== REQUEST ==
Which lines hold the word "城镇建设用地"? Show each of them.

== Dataset rows ==
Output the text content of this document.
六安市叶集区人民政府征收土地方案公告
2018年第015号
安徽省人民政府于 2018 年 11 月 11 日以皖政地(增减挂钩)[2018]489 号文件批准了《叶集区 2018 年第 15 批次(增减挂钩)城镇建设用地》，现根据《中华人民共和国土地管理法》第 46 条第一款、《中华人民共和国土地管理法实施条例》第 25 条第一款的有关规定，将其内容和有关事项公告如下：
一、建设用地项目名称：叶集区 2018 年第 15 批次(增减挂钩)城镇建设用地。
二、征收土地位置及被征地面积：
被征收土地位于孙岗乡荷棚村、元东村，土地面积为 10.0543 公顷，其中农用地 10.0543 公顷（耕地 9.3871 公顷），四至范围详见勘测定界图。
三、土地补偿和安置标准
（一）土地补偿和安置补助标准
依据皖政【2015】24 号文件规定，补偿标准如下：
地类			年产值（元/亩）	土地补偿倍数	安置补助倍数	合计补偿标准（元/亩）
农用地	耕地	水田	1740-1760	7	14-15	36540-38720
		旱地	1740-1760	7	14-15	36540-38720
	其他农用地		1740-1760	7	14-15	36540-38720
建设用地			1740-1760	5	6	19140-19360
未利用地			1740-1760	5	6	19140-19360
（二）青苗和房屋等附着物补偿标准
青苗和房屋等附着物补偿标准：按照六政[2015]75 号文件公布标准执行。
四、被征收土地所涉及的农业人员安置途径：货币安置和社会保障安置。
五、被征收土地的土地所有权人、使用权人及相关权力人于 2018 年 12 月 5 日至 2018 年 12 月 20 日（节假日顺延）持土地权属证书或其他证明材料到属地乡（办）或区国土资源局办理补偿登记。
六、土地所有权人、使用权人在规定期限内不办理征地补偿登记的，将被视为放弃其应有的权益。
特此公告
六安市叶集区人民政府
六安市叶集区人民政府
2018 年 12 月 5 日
...
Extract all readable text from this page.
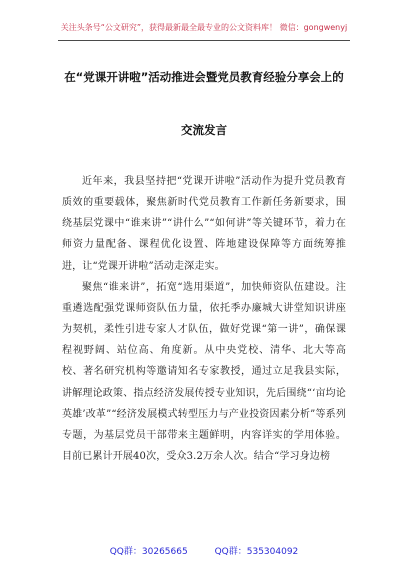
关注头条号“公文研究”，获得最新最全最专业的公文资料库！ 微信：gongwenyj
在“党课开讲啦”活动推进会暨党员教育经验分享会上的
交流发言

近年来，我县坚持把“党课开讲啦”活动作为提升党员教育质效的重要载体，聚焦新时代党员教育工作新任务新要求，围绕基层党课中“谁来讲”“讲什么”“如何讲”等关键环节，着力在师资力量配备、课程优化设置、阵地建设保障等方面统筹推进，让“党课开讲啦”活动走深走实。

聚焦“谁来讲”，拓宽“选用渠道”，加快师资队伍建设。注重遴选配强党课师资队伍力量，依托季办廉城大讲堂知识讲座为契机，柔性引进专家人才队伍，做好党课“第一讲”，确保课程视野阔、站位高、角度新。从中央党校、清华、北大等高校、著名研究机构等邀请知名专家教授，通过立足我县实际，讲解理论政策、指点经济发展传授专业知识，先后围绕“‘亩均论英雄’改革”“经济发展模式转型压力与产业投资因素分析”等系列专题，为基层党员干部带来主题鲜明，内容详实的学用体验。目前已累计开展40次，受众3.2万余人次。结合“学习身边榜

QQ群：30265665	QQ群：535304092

== EXERCISE RESPONSE ==
安徽省人民政府于 2018 年 11 月 11 日以皖政地(增减挂钩)[2018]489 号文件批准了《叶集区 2018 年第 15 批次(增减挂钩)城镇建设用地》，现根据《中华人民共和国土地管理法》第 46 条第一款、《中华人民共和国土地管理法实施条例》第 25 条第一款的有关规定，将其内容和有关事项公告如下：
一、建设用地项目名称：叶集区 2018 年第 15 批次(增减挂钩)城镇建设用地。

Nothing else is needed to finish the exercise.